Re: Solr Cloud support

Srikanth Fri, 04 Sep 2015 20:51:58 -0700

Understood. Thanks!

Srikanth


On Fri, Sep 4, 2015 at 8:31 AM, Bryan Bende <bbe...@gmail.com> wrote:

> Srikanth,
>
> Sure... if you have two nifi instances, or clusters, you can send data
> between them using site-to-site communication. You can do a push or pull
> model, but lets say a push model...
> The receiving nifi instance would have an Input Port on the graph, and the
> sending nifi instance would have a Remote Process Group connected to that
> Input Port. Any data routed to that Remote Process Group will get sent
> directly to the other instance/cluster.
>
> Now with in a cluster you can use the same technique, on the graph you
> would have:
> - Input Port -> Processor2
> - Processor1 (Primary Node Only scheduling) -> Remote Process Group
> (connected to its own Input Port)

Material —
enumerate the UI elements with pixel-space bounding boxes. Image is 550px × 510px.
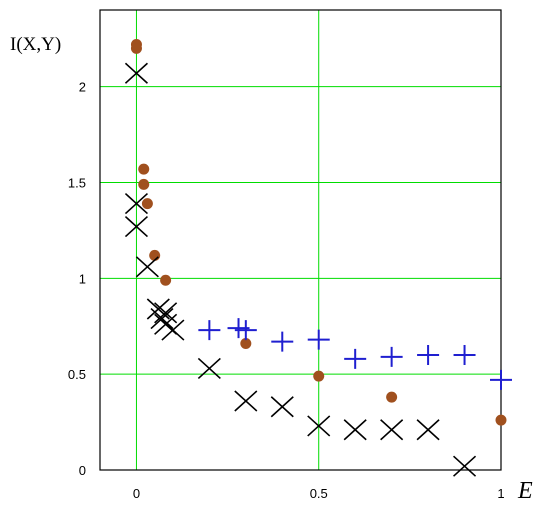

Problem —
Reproduce the entire Solr Cloud support reply word for word, from its subject line through its final quoted line.

Full output —
Re: Solr Cloud support

Srikanth Fri, 04 Sep 2015 20:51:58 -0700

Understood. Thanks!

Srikanth


On Fri, Sep 4, 2015 at 8:31 AM, Bryan Bende <bbe...@gmail.com> wrote:

> Srikanth,
>
> Sure... if you have two nifi instances, or clusters, you can send data
> between them using site-to-site communication. You can do a push or pull
> model, but lets say a push model...
> The receiving nifi instance would have an Input Port on the graph, and the
> sending nifi instance would have a Remote Process Group connected to that
> Input Port. Any data routed to that Remote Process Group will get sent
> directly to the other instance/cluster.
>
> Now with in a cluster you can use the same technique, on the graph you
> would have:
> - Input Port -> Processor2
> - Processor1 (Primary Node Only scheduling) -> Remote Process Group
> (connected to its own Input Port)